** Exercise objective **
Repeat every record below exactly, omitting any pictures.

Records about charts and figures
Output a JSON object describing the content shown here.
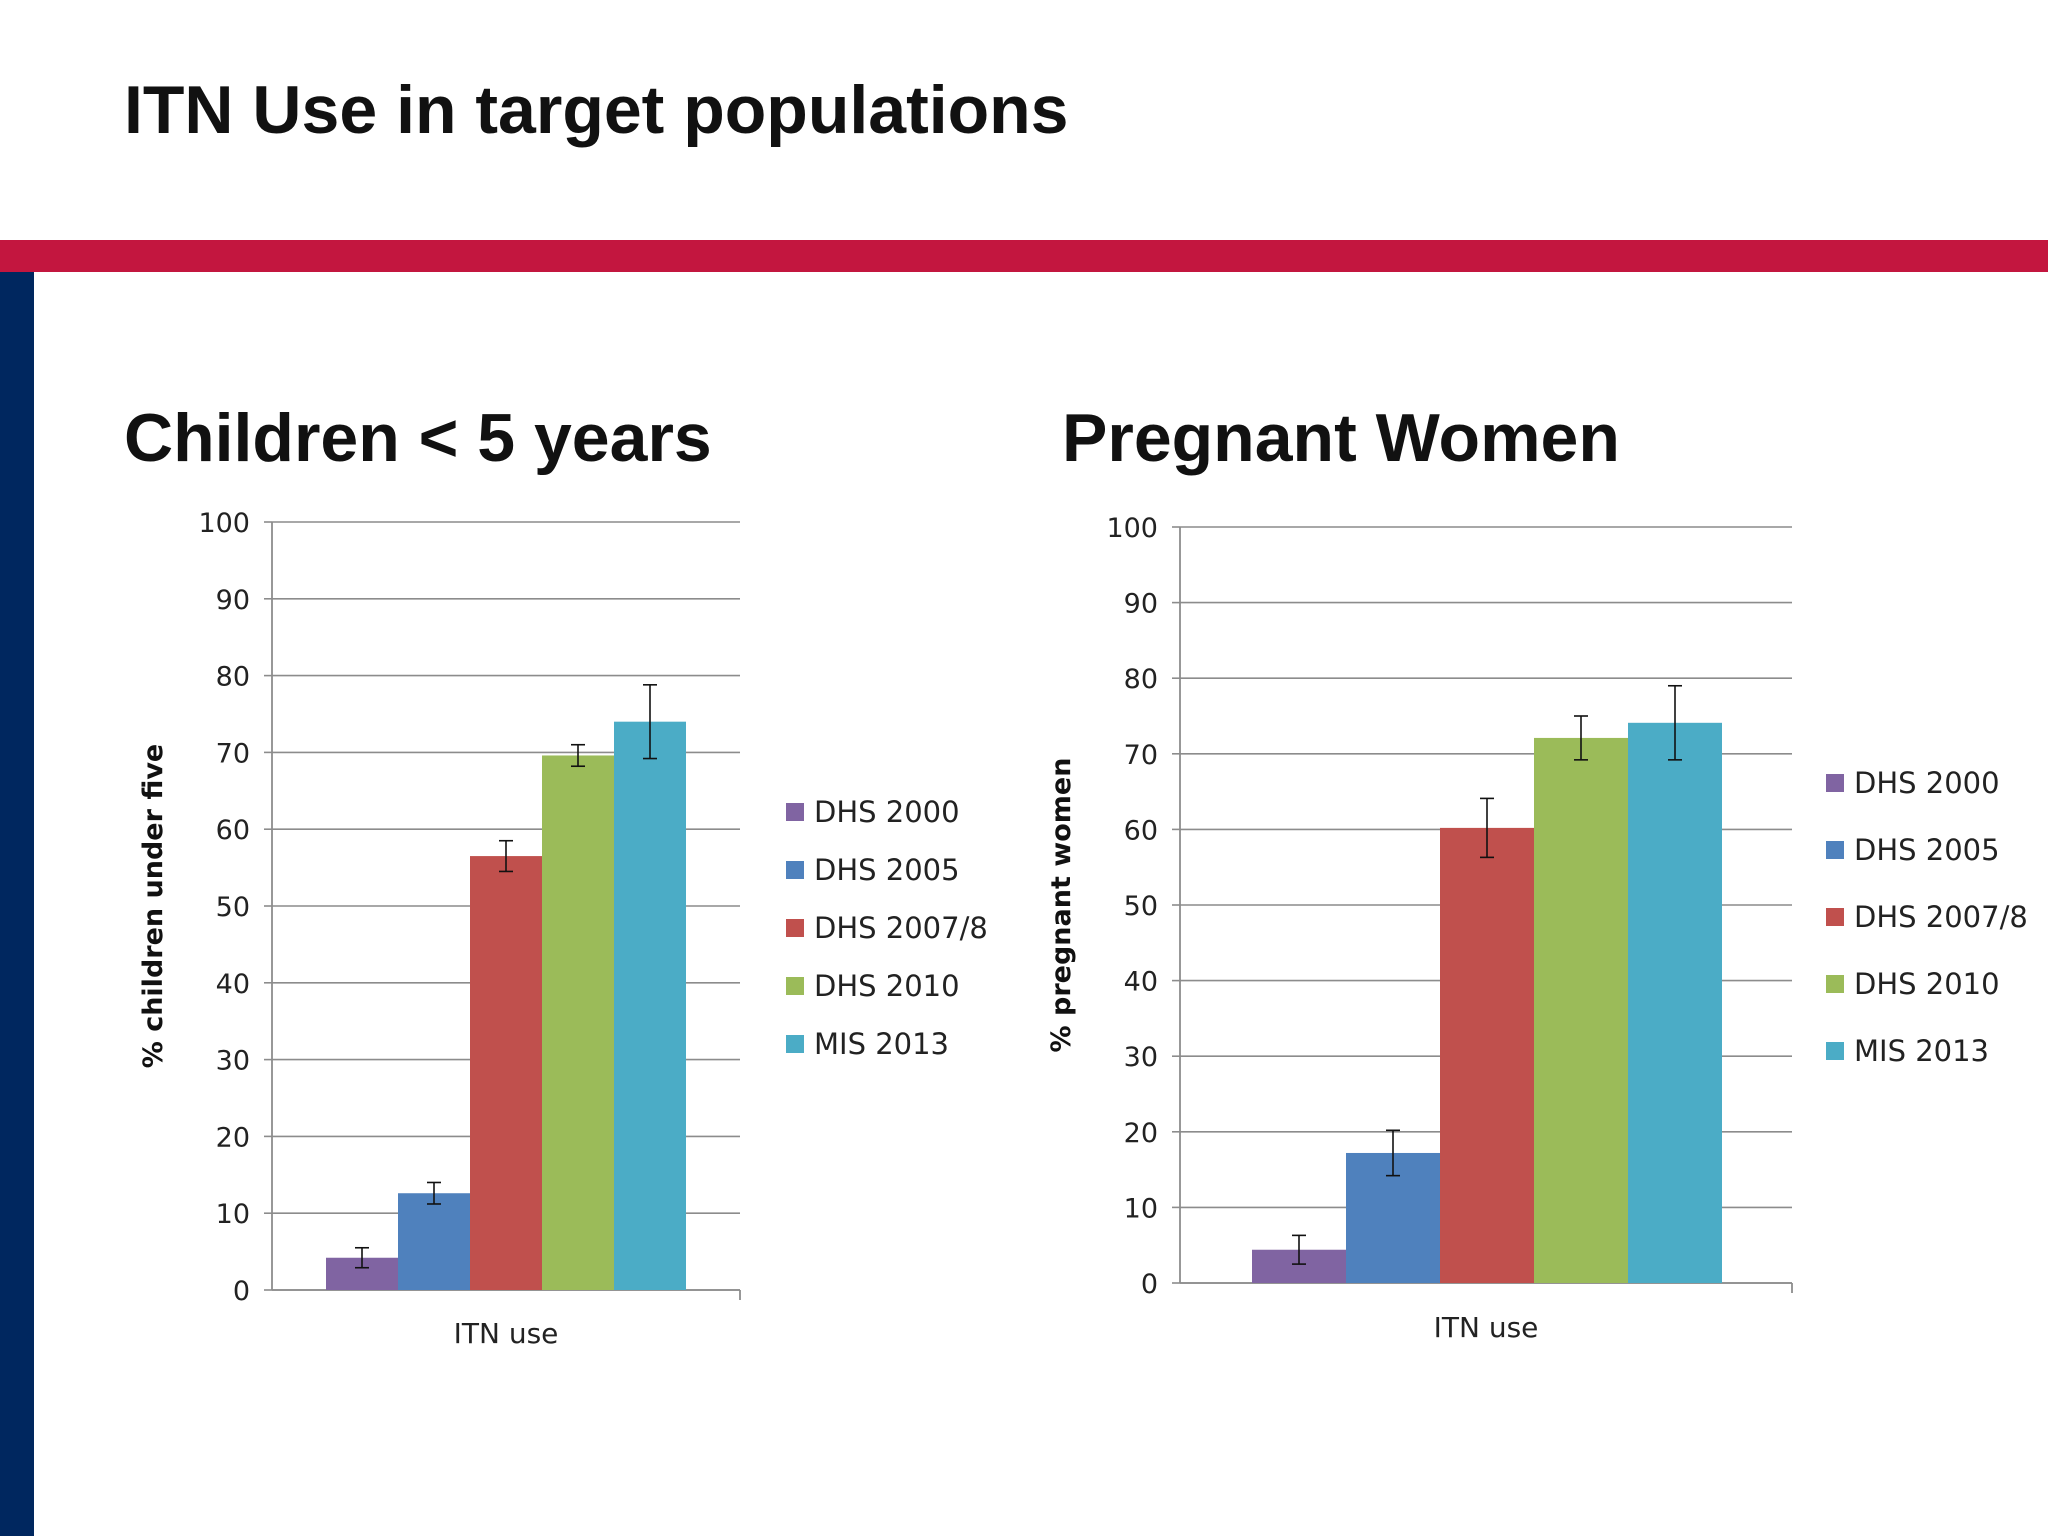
{
  "slide": {
    "title": "ITN Use in target populations",
    "accent_color": "#c3163f",
    "side_color": "#00275f"
  },
  "chart_data": [
    {
      "type": "bar",
      "title": "Children < 5 years",
      "xlabel": "",
      "ylabel": "% children under five",
      "categories": [
        "ITN use"
      ],
      "ylim": [
        0,
        100
      ],
      "yticks": [
        0,
        10,
        20,
        30,
        40,
        50,
        60,
        70,
        80,
        90,
        100
      ],
      "grid": true,
      "legend_position": "right",
      "series": [
        {
          "name": "DHS 2000",
          "color": "#8064a2",
          "values": [
            4.2
          ],
          "error": [
            1.3
          ]
        },
        {
          "name": "DHS 2005",
          "color": "#4f81bd",
          "values": [
            12.6
          ],
          "error": [
            1.4
          ]
        },
        {
          "name": "DHS 2007/8",
          "color": "#c0504d",
          "values": [
            56.5
          ],
          "error": [
            2.0
          ]
        },
        {
          "name": "DHS 2010",
          "color": "#9bbb59",
          "values": [
            69.6
          ],
          "error": [
            1.4
          ]
        },
        {
          "name": "MIS 2013",
          "color": "#4bacc6",
          "values": [
            74.0
          ],
          "error": [
            4.8
          ]
        }
      ]
    },
    {
      "type": "bar",
      "title": "Pregnant Women",
      "xlabel": "",
      "ylabel": "% pregnant women",
      "categories": [
        "ITN use"
      ],
      "ylim": [
        0,
        100
      ],
      "yticks": [
        0,
        10,
        20,
        30,
        40,
        50,
        60,
        70,
        80,
        90,
        100
      ],
      "grid": true,
      "legend_position": "right",
      "series": [
        {
          "name": "DHS 2000",
          "color": "#8064a2",
          "values": [
            4.4
          ],
          "error": [
            1.9
          ]
        },
        {
          "name": "DHS 2005",
          "color": "#4f81bd",
          "values": [
            17.2
          ],
          "error": [
            3.0
          ]
        },
        {
          "name": "DHS 2007/8",
          "color": "#c0504d",
          "values": [
            60.2
          ],
          "error": [
            3.9
          ]
        },
        {
          "name": "DHS 2010",
          "color": "#9bbb59",
          "values": [
            72.1
          ],
          "error": [
            2.9
          ]
        },
        {
          "name": "MIS 2013",
          "color": "#4bacc6",
          "values": [
            74.1
          ],
          "error": [
            4.9
          ]
        }
      ]
    }
  ]
}
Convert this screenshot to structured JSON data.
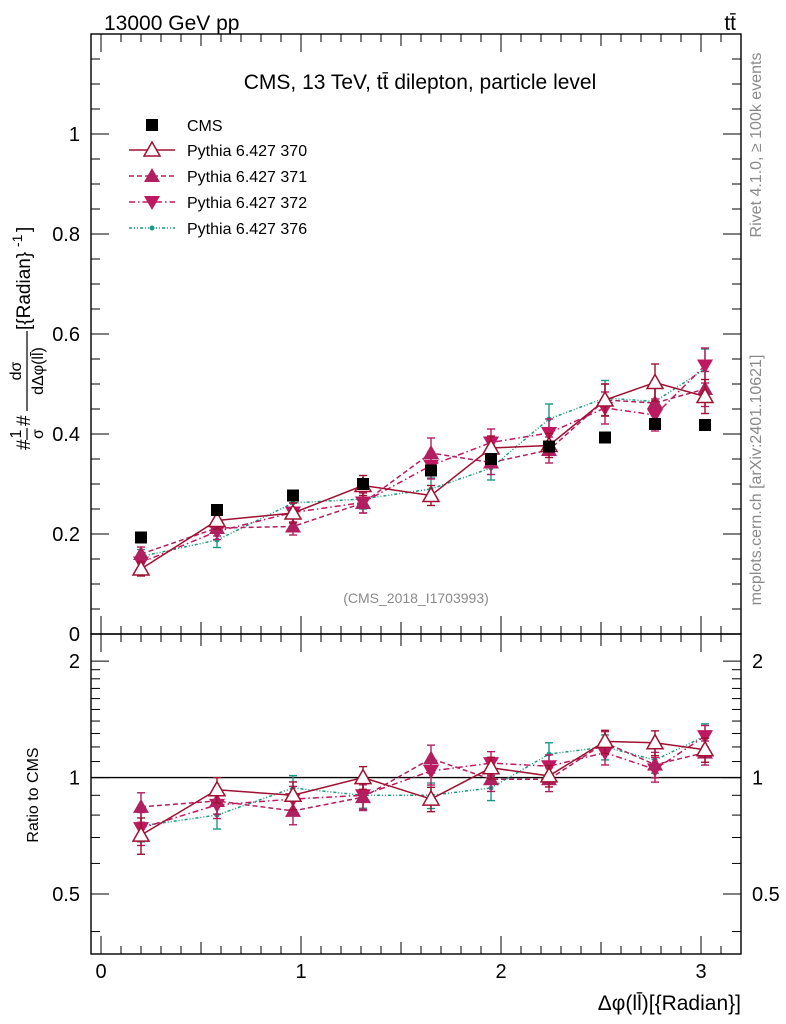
{
  "header": {
    "left": "13000 GeV pp",
    "right": "tt̄"
  },
  "side": {
    "rivet": "Rivet 4.1.0, ≥ 100k events",
    "mcplots": "mcplots.cern.ch [arXiv:2401.10621]"
  },
  "chart_data": {
    "type": "line",
    "title": "CMS, 13 TeV, tt̄ dilepton, particle level",
    "watermark": "(CMS_2018_I1703993)",
    "ylabel": "#1/σ# dσ/dΔφ(ll̄)[{Radian}⁻¹]",
    "ylabel_prefix": "#",
    "ylabel_frac1_num": "1",
    "ylabel_frac1_den": "σ",
    "ylabel_mid": "#",
    "ylabel_frac2_num": "dσ",
    "ylabel_frac2_den": "dΔφ(ll̄)",
    "ylabel_suffix": "[{Radian}",
    "ylabel_exp": "-1",
    "ylabel_end": "]",
    "xlabel": "Δφ(ll̄)[{Radian}]",
    "ratio_ylabel": "Ratio to CMS",
    "xlim": [
      -0.05,
      3.2
    ],
    "ylim": [
      0,
      1.2
    ],
    "ratio_ylim": [
      0.35,
      2.35
    ],
    "x_ticks": [
      "0",
      "1",
      "2",
      "3"
    ],
    "y_ticks": [
      "0",
      "0.2",
      "0.4",
      "0.6",
      "0.8",
      "1"
    ],
    "ratio_ticks": [
      "0.5",
      "1",
      "2"
    ],
    "x": [
      0.2,
      0.58,
      0.96,
      1.31,
      1.65,
      1.95,
      2.24,
      2.52,
      2.77,
      3.02
    ],
    "data": {
      "name": "CMS",
      "values": [
        0.193,
        0.248,
        0.277,
        0.3,
        0.327,
        0.35,
        0.375,
        0.393,
        0.42,
        0.418
      ]
    },
    "series": [
      {
        "name": "Pythia 6.427 370",
        "color": "#a01030",
        "style": "solid",
        "marker": "triangle-up-open",
        "values": [
          0.13,
          0.227,
          0.242,
          0.297,
          0.277,
          0.372,
          0.377,
          0.468,
          0.503,
          0.475
        ],
        "errors": [
          0.014,
          0.017,
          0.02,
          0.02,
          0.02,
          0.024,
          0.024,
          0.032,
          0.037,
          0.034
        ],
        "ratio": [
          0.71,
          0.93,
          0.9,
          1.0,
          0.88,
          1.06,
          1.01,
          1.24,
          1.23,
          1.18
        ]
      },
      {
        "name": "Pythia 6.427 371",
        "color": "#b02060",
        "style": "dashed",
        "marker": "triangle-up",
        "values": [
          0.16,
          0.212,
          0.215,
          0.262,
          0.362,
          0.343,
          0.368,
          0.468,
          0.462,
          0.49
        ],
        "errors": [
          0.014,
          0.016,
          0.017,
          0.02,
          0.03,
          0.024,
          0.026,
          0.032,
          0.035,
          0.035
        ],
        "ratio": [
          0.84,
          0.87,
          0.82,
          0.89,
          1.12,
          0.99,
          0.99,
          1.23,
          1.08,
          1.16
        ]
      },
      {
        "name": "Pythia 6.427 372",
        "color": "#c01860",
        "style": "dashdot",
        "marker": "triangle-down",
        "values": [
          0.143,
          0.205,
          0.243,
          0.263,
          0.337,
          0.383,
          0.402,
          0.452,
          0.438,
          0.537
        ],
        "errors": [
          0.014,
          0.016,
          0.019,
          0.021,
          0.027,
          0.027,
          0.028,
          0.032,
          0.032,
          0.035
        ],
        "ratio": [
          0.74,
          0.85,
          0.88,
          0.9,
          1.04,
          1.09,
          1.07,
          1.16,
          1.05,
          1.28
        ]
      },
      {
        "name": "Pythia 6.427 376",
        "color": "#1a9a80",
        "style": "dashdotdot",
        "marker": "dot",
        "values": [
          0.155,
          0.188,
          0.262,
          0.27,
          0.29,
          0.332,
          0.43,
          0.472,
          0.465,
          0.53
        ],
        "errors": [
          0.014,
          0.015,
          0.02,
          0.02,
          0.022,
          0.024,
          0.03,
          0.035,
          0.035,
          0.04
        ],
        "ratio": [
          0.75,
          0.8,
          0.94,
          0.9,
          0.9,
          0.94,
          1.15,
          1.2,
          1.11,
          1.28
        ]
      }
    ]
  }
}
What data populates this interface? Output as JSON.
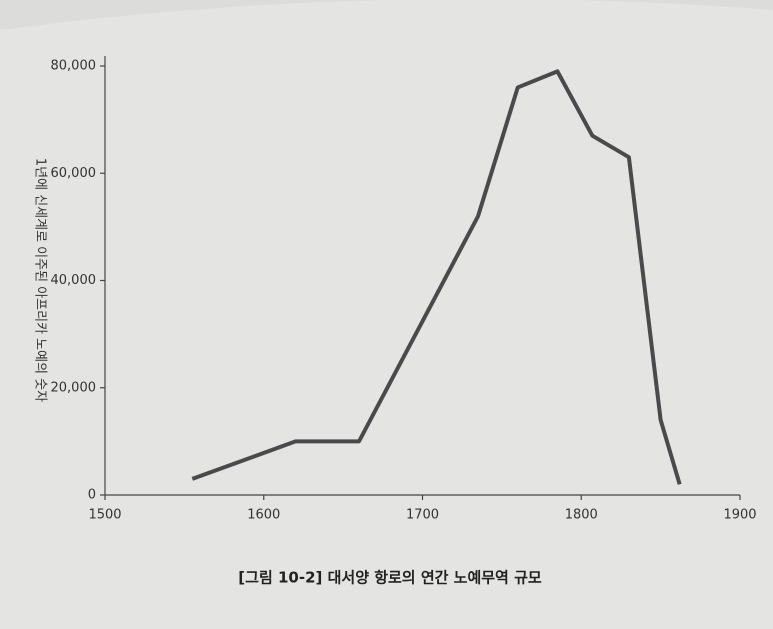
{
  "chart_data": {
    "type": "line",
    "title": "[그림 10-2] 대서양 항로의 연간 노예무역 규모",
    "y_label": "1년에 신세계로 이주된 아프리카 노예의 숫자",
    "x": [
      1555,
      1620,
      1660,
      1735,
      1760,
      1785,
      1807,
      1830,
      1850,
      1862
    ],
    "series": [
      {
        "color": "#4a4a4c",
        "values": [
          3000,
          10000,
          10000,
          52000,
          76000,
          79000,
          67000,
          63000,
          14000,
          2000
        ]
      }
    ],
    "xlim": [
      1500,
      1900
    ],
    "xticks": [
      1500,
      1600,
      1700,
      1800,
      1900
    ],
    "ylim": [
      0,
      80000
    ],
    "yticks": [
      0,
      {
        "value": 20000,
        "label": "20,000"
      },
      {
        "value": 40000,
        "label": "40,000"
      },
      {
        "value": 60000,
        "label": "60,000"
      },
      {
        "value": 80000,
        "label": "80,000"
      }
    ],
    "grid": false
  }
}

** Task answer **
Output a JSON object describing the content shown here.
{
  "slide": {
    "title": "ITN Use in target populations",
    "accent_color": "#c3163f",
    "side_color": "#00275f"
  },
  "chart_data": [
    {
      "type": "bar",
      "title": "Children < 5 years",
      "xlabel": "",
      "ylabel": "% children under five",
      "categories": [
        "ITN use"
      ],
      "ylim": [
        0,
        100
      ],
      "yticks": [
        0,
        10,
        20,
        30,
        40,
        50,
        60,
        70,
        80,
        90,
        100
      ],
      "grid": true,
      "legend_position": "right",
      "series": [
        {
          "name": "DHS 2000",
          "color": "#8064a2",
          "values": [
            4.2
          ],
          "error": [
            1.3
          ]
        },
        {
          "name": "DHS 2005",
          "color": "#4f81bd",
          "values": [
            12.6
          ],
          "error": [
            1.4
          ]
        },
        {
          "name": "DHS 2007/8",
          "color": "#c0504d",
          "values": [
            56.5
          ],
          "error": [
            2.0
          ]
        },
        {
          "name": "DHS 2010",
          "color": "#9bbb59",
          "values": [
            69.6
          ],
          "error": [
            1.4
          ]
        },
        {
          "name": "MIS 2013",
          "color": "#4bacc6",
          "values": [
            74.0
          ],
          "error": [
            4.8
          ]
        }
      ]
    },
    {
      "type": "bar",
      "title": "Pregnant Women",
      "xlabel": "",
      "ylabel": "% pregnant women",
      "categories": [
        "ITN use"
      ],
      "ylim": [
        0,
        100
      ],
      "yticks": [
        0,
        10,
        20,
        30,
        40,
        50,
        60,
        70,
        80,
        90,
        100
      ],
      "grid": true,
      "legend_position": "right",
      "series": [
        {
          "name": "DHS 2000",
          "color": "#8064a2",
          "values": [
            4.4
          ],
          "error": [
            1.9
          ]
        },
        {
          "name": "DHS 2005",
          "color": "#4f81bd",
          "values": [
            17.2
          ],
          "error": [
            3.0
          ]
        },
        {
          "name": "DHS 2007/8",
          "color": "#c0504d",
          "values": [
            60.2
          ],
          "error": [
            3.9
          ]
        },
        {
          "name": "DHS 2010",
          "color": "#9bbb59",
          "values": [
            72.1
          ],
          "error": [
            2.9
          ]
        },
        {
          "name": "MIS 2013",
          "color": "#4bacc6",
          "values": [
            74.1
          ],
          "error": [
            4.9
          ]
        }
      ]
    }
  ]
}
Convert this screenshot to structured JSON data.
{
  "header": {
    "left": "13000 GeV pp",
    "right": "tt̄"
  },
  "side": {
    "rivet": "Rivet 4.1.0, ≥ 100k events",
    "mcplots": "mcplots.cern.ch [arXiv:2401.10621]"
  },
  "chart_data": {
    "type": "line",
    "title": "CMS, 13 TeV, tt̄ dilepton, particle level",
    "watermark": "(CMS_2018_I1703993)",
    "ylabel": "#1/σ# dσ/dΔφ(ll̄)[{Radian}⁻¹]",
    "ylabel_prefix": "#",
    "ylabel_frac1_num": "1",
    "ylabel_frac1_den": "σ",
    "ylabel_mid": "#",
    "ylabel_frac2_num": "dσ",
    "ylabel_frac2_den": "dΔφ(ll̄)",
    "ylabel_suffix": "[{Radian}",
    "ylabel_exp": "-1",
    "ylabel_end": "]",
    "xlabel": "Δφ(ll̄)[{Radian}]",
    "ratio_ylabel": "Ratio to CMS",
    "xlim": [
      -0.05,
      3.2
    ],
    "ylim": [
      0,
      1.2
    ],
    "ratio_ylim": [
      0.35,
      2.35
    ],
    "x_ticks": [
      "0",
      "1",
      "2",
      "3"
    ],
    "y_ticks": [
      "0",
      "0.2",
      "0.4",
      "0.6",
      "0.8",
      "1"
    ],
    "ratio_ticks": [
      "0.5",
      "1",
      "2"
    ],
    "x": [
      0.2,
      0.58,
      0.96,
      1.31,
      1.65,
      1.95,
      2.24,
      2.52,
      2.77,
      3.02
    ],
    "data": {
      "name": "CMS",
      "values": [
        0.193,
        0.248,
        0.277,
        0.3,
        0.327,
        0.35,
        0.375,
        0.393,
        0.42,
        0.418
      ]
    },
    "series": [
      {
        "name": "Pythia 6.427 370",
        "color": "#a01030",
        "style": "solid",
        "marker": "triangle-up-open",
        "values": [
          0.13,
          0.227,
          0.242,
          0.297,
          0.277,
          0.372,
          0.377,
          0.468,
          0.503,
          0.475
        ],
        "errors": [
          0.014,
          0.017,
          0.02,
          0.02,
          0.02,
          0.024,
          0.024,
          0.032,
          0.037,
          0.034
        ],
        "ratio": [
          0.71,
          0.93,
          0.9,
          1.0,
          0.88,
          1.06,
          1.01,
          1.24,
          1.23,
          1.18
        ]
      },
      {
        "name": "Pythia 6.427 371",
        "color": "#b02060",
        "style": "dashed",
        "marker": "triangle-up",
        "values": [
          0.16,
          0.212,
          0.215,
          0.262,
          0.362,
          0.343,
          0.368,
          0.468,
          0.462,
          0.49
        ],
        "errors": [
          0.014,
          0.016,
          0.017,
          0.02,
          0.03,
          0.024,
          0.026,
          0.032,
          0.035,
          0.035
        ],
        "ratio": [
          0.84,
          0.87,
          0.82,
          0.89,
          1.12,
          0.99,
          0.99,
          1.23,
          1.08,
          1.16
        ]
      },
      {
        "name": "Pythia 6.427 372",
        "color": "#c01860",
        "style": "dashdot",
        "marker": "triangle-down",
        "values": [
          0.143,
          0.205,
          0.243,
          0.263,
          0.337,
          0.383,
          0.402,
          0.452,
          0.438,
          0.537
        ],
        "errors": [
          0.014,
          0.016,
          0.019,
          0.021,
          0.027,
          0.027,
          0.028,
          0.032,
          0.032,
          0.035
        ],
        "ratio": [
          0.74,
          0.85,
          0.88,
          0.9,
          1.04,
          1.09,
          1.07,
          1.16,
          1.05,
          1.28
        ]
      },
      {
        "name": "Pythia 6.427 376",
        "color": "#1a9a80",
        "style": "dashdotdot",
        "marker": "dot",
        "values": [
          0.155,
          0.188,
          0.262,
          0.27,
          0.29,
          0.332,
          0.43,
          0.472,
          0.465,
          0.53
        ],
        "errors": [
          0.014,
          0.015,
          0.02,
          0.02,
          0.022,
          0.024,
          0.03,
          0.035,
          0.035,
          0.04
        ],
        "ratio": [
          0.75,
          0.8,
          0.94,
          0.9,
          0.9,
          0.94,
          1.15,
          1.2,
          1.11,
          1.28
        ]
      }
    ]
  }
}
What data populates this interface? Output as JSON.
{
  "chart_data": {
    "type": "line",
    "title": "[그림 10-2] 대서양 항로의 연간 노예무역 규모",
    "y_label": "1년에 신세계로 이주된 아프리카 노예의 숫자",
    "x": [
      1555,
      1620,
      1660,
      1735,
      1760,
      1785,
      1807,
      1830,
      1850,
      1862
    ],
    "series": [
      {
        "color": "#4a4a4c",
        "values": [
          3000,
          10000,
          10000,
          52000,
          76000,
          79000,
          67000,
          63000,
          14000,
          2000
        ]
      }
    ],
    "xlim": [
      1500,
      1900
    ],
    "xticks": [
      1500,
      1600,
      1700,
      1800,
      1900
    ],
    "ylim": [
      0,
      80000
    ],
    "yticks": [
      0,
      {
        "value": 20000,
        "label": "20,000"
      },
      {
        "value": 40000,
        "label": "40,000"
      },
      {
        "value": 60000,
        "label": "60,000"
      },
      {
        "value": 80000,
        "label": "80,000"
      }
    ],
    "grid": false
  }
}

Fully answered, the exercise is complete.